Lines containing the word "labelImg" are to be located and copied.

— BEGIN Record extracts —

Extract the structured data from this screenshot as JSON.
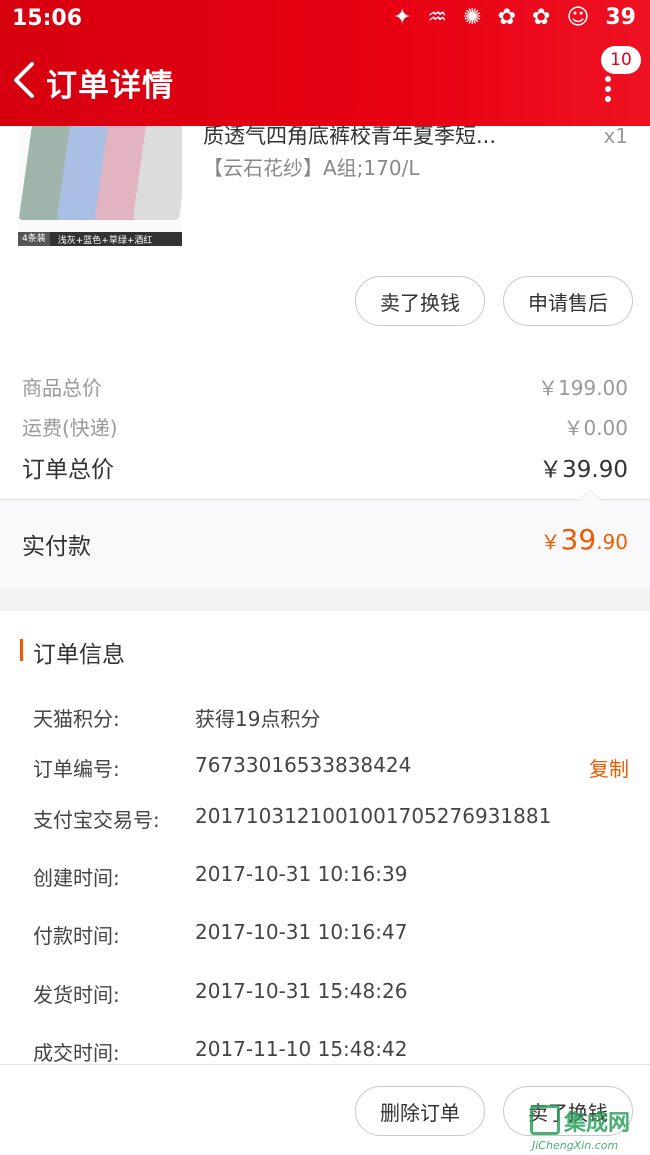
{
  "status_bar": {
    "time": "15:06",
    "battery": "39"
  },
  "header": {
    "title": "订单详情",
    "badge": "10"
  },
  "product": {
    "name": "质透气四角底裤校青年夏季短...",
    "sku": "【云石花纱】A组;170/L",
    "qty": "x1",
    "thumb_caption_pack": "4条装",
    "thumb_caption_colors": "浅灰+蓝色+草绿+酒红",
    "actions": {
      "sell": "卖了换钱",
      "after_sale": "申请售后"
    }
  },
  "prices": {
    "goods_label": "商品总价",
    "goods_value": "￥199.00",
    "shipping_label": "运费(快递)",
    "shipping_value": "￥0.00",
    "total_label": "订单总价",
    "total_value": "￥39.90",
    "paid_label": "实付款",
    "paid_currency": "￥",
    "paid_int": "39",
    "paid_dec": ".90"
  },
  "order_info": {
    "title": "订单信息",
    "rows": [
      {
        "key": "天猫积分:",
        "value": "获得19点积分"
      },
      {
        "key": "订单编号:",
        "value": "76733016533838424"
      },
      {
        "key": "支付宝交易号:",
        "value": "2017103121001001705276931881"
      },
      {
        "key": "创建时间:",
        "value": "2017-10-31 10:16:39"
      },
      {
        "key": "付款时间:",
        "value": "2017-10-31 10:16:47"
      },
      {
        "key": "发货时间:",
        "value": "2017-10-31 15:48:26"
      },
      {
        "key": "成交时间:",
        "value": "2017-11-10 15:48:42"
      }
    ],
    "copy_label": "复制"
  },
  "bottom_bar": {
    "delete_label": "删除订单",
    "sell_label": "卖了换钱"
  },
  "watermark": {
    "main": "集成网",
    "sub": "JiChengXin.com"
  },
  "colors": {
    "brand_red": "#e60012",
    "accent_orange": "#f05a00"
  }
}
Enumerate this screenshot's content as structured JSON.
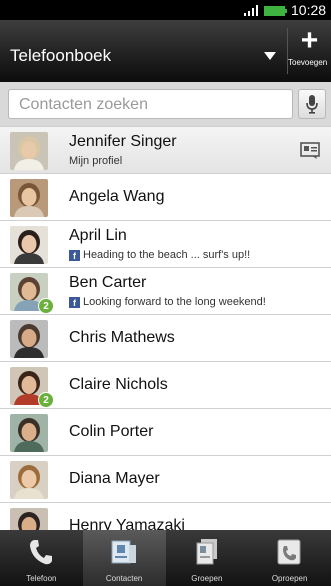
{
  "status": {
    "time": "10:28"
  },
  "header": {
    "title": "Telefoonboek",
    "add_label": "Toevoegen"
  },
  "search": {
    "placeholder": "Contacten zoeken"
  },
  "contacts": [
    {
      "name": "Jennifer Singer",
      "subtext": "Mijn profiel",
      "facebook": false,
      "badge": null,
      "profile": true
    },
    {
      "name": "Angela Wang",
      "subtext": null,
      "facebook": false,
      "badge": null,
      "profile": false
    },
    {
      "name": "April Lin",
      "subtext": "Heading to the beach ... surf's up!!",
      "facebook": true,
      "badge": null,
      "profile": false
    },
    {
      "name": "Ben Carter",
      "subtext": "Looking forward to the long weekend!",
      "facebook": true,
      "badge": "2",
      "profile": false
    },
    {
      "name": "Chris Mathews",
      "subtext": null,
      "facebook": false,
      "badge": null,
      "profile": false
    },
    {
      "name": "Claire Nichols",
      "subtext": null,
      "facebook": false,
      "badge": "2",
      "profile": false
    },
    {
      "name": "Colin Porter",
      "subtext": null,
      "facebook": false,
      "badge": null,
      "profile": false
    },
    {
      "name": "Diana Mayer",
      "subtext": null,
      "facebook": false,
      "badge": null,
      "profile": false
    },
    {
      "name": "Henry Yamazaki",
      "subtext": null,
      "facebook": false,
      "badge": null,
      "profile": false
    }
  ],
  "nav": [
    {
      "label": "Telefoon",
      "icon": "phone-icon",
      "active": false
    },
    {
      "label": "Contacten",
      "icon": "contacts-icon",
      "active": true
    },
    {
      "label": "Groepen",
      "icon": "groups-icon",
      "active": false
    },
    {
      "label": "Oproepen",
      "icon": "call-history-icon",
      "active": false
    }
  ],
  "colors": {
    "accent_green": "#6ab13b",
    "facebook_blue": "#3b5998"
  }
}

— END Record extracts —
— BEGIN Record extracts —

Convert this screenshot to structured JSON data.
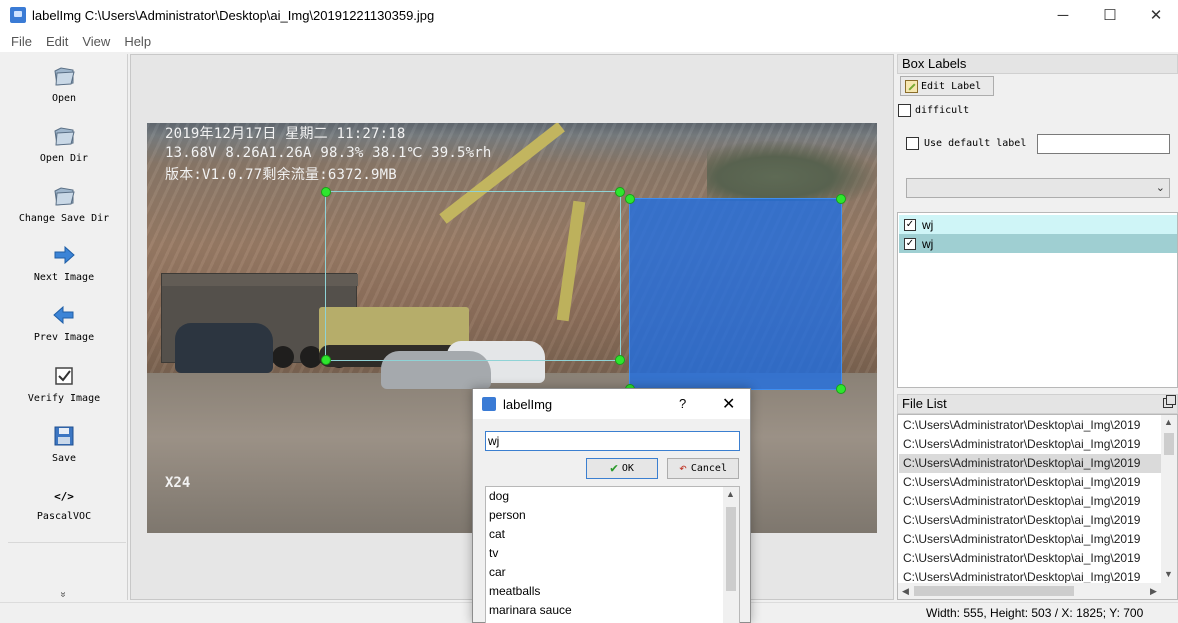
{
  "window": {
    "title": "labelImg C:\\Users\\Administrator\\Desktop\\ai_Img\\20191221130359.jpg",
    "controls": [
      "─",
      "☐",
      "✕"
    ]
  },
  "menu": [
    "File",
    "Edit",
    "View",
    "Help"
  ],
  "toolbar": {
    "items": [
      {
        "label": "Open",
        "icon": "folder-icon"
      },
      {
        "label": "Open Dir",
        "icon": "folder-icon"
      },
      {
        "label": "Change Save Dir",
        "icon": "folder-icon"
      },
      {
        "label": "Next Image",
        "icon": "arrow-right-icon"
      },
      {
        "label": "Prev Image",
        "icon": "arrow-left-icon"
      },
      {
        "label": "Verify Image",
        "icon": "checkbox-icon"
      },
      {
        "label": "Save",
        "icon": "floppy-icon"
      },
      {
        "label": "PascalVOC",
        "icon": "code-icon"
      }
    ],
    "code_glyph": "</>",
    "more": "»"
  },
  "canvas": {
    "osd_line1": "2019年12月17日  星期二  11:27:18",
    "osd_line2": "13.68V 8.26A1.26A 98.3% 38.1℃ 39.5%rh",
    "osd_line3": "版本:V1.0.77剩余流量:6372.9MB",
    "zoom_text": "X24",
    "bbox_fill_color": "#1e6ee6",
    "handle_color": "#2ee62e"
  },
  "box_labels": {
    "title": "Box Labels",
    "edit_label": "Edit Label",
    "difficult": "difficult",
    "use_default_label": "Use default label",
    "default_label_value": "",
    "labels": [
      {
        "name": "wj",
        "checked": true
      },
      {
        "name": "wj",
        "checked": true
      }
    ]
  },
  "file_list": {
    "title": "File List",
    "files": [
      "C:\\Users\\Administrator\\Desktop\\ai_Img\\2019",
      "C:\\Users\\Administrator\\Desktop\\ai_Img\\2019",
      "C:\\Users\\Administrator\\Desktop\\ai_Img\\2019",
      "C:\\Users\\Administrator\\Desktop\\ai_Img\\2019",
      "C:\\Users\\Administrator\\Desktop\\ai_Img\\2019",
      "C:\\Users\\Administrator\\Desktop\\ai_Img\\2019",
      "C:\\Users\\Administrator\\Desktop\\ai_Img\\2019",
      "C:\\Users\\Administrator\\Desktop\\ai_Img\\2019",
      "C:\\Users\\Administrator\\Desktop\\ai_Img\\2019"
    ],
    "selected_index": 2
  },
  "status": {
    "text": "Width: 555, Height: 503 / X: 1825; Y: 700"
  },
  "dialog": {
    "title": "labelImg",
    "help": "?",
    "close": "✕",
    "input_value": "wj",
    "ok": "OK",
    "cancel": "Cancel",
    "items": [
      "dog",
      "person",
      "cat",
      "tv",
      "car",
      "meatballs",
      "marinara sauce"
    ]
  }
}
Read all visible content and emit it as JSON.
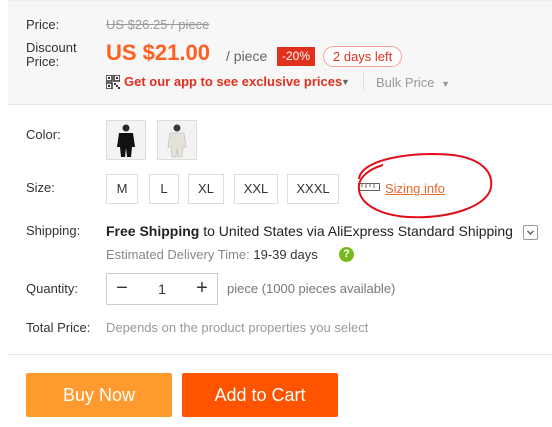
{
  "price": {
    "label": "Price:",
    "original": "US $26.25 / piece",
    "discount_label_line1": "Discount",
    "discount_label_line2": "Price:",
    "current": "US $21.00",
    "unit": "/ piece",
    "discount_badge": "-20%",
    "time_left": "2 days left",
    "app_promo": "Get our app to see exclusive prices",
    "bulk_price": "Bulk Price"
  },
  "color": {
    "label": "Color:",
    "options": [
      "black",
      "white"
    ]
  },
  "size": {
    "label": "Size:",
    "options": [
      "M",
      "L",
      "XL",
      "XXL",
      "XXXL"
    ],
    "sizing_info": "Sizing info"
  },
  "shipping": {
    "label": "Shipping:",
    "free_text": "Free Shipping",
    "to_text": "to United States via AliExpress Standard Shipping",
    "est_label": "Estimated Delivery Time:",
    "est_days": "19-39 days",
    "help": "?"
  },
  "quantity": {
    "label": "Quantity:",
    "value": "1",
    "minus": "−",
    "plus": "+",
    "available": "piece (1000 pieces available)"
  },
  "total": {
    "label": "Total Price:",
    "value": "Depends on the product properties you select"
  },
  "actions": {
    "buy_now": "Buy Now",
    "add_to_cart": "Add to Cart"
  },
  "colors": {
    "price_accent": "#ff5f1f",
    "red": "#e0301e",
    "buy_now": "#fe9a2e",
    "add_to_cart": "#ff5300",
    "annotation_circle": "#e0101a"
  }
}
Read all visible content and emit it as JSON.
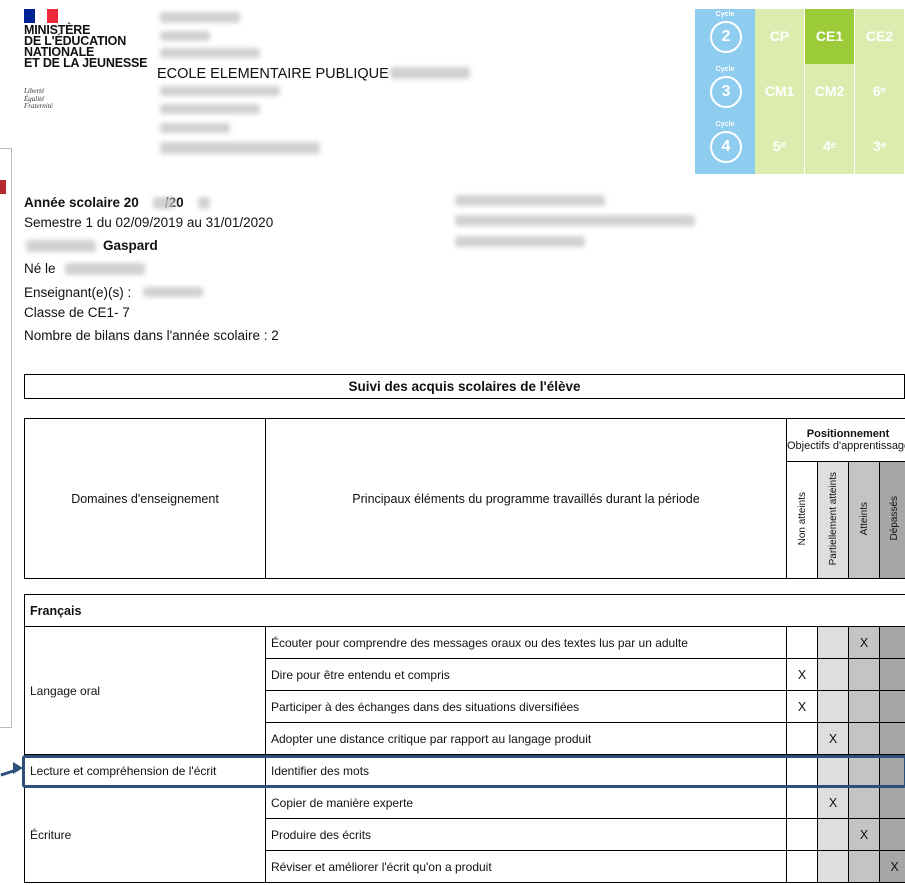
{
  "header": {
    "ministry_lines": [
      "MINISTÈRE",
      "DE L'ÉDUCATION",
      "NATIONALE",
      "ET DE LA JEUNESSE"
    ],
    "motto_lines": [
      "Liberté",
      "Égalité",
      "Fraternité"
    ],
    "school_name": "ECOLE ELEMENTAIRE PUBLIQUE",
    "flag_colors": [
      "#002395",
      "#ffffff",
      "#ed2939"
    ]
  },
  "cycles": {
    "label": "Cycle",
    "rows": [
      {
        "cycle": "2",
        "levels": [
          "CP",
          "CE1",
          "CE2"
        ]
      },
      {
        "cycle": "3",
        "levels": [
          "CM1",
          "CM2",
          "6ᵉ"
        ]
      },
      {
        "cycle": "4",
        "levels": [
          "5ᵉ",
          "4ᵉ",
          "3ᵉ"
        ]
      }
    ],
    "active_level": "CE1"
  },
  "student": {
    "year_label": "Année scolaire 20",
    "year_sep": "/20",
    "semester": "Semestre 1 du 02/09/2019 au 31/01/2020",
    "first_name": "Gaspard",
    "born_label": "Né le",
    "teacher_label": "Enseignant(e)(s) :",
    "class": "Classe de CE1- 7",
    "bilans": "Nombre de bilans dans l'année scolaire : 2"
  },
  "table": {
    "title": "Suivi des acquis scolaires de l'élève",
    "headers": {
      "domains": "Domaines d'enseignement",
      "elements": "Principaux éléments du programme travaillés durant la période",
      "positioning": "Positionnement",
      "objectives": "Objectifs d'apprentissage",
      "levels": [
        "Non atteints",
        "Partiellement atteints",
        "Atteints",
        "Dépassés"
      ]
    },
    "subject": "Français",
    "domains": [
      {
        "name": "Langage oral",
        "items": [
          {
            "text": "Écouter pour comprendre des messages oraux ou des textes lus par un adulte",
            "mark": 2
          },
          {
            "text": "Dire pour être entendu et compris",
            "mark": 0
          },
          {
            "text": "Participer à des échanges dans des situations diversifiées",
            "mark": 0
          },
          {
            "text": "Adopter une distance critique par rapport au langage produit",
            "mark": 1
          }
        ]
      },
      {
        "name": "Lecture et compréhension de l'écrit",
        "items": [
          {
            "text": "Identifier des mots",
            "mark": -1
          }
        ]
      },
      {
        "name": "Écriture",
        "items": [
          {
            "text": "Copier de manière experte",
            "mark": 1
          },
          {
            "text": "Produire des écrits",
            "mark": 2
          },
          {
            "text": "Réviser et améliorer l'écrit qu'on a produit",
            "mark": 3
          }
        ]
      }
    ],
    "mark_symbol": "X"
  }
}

— END Record extracts —
— BEGIN Record extracts —

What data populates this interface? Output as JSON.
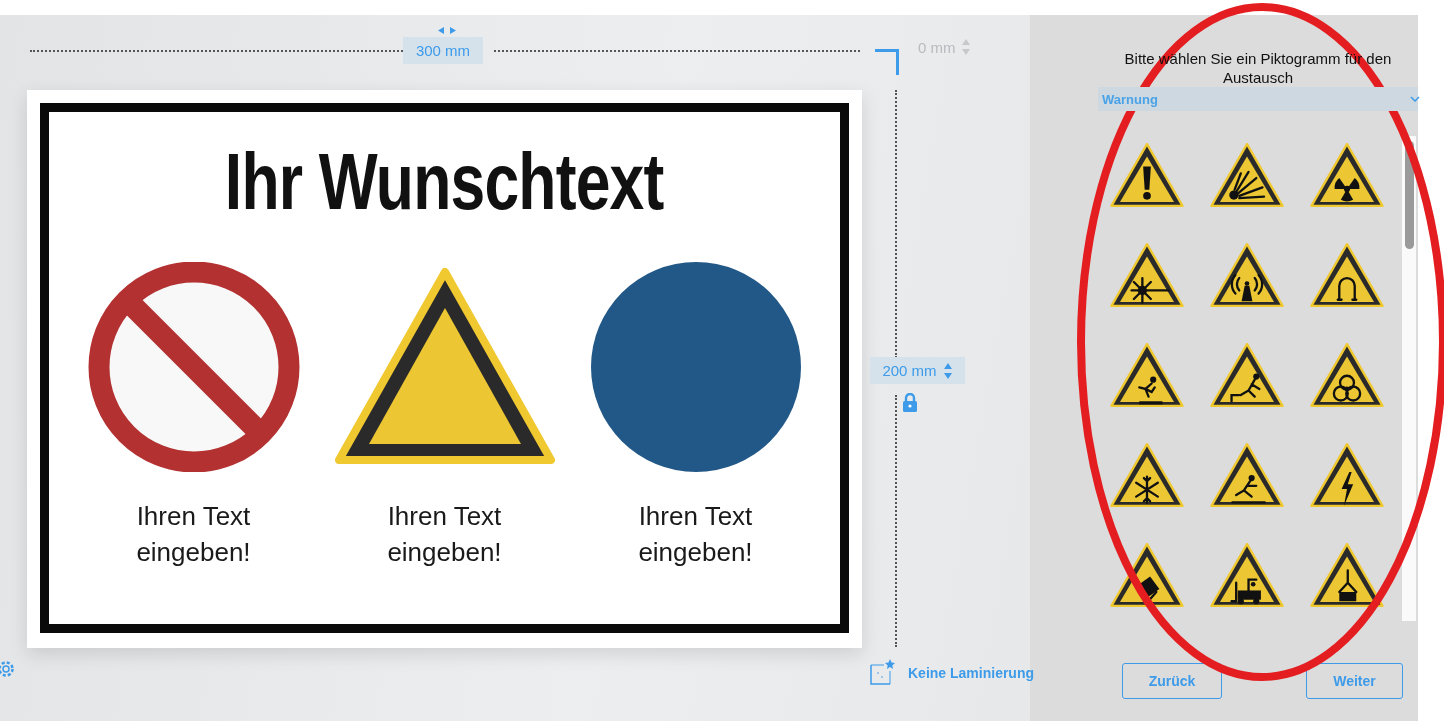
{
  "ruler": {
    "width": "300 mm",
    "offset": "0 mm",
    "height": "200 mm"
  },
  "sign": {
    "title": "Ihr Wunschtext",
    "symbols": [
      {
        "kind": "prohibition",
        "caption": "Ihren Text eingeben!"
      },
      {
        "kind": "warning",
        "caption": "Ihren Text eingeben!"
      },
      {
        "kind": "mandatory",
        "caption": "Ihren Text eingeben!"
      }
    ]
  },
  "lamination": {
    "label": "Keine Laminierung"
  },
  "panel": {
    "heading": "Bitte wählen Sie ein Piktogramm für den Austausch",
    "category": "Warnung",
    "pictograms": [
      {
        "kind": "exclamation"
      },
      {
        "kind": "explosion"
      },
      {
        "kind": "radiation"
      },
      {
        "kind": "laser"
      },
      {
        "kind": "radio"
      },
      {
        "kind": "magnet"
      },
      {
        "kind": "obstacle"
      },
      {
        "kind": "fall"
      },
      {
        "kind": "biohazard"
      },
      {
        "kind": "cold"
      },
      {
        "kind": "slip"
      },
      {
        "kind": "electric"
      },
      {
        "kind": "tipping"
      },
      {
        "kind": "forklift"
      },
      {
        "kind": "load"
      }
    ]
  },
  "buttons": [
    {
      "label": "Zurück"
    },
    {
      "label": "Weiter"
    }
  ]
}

— END Record extracts —

Finished task ▸
    "title": "labelImg C:\\Users\\Administrator\\Desktop\\ai_Img\\20191221130359.jpg",
    "title": "labelImg",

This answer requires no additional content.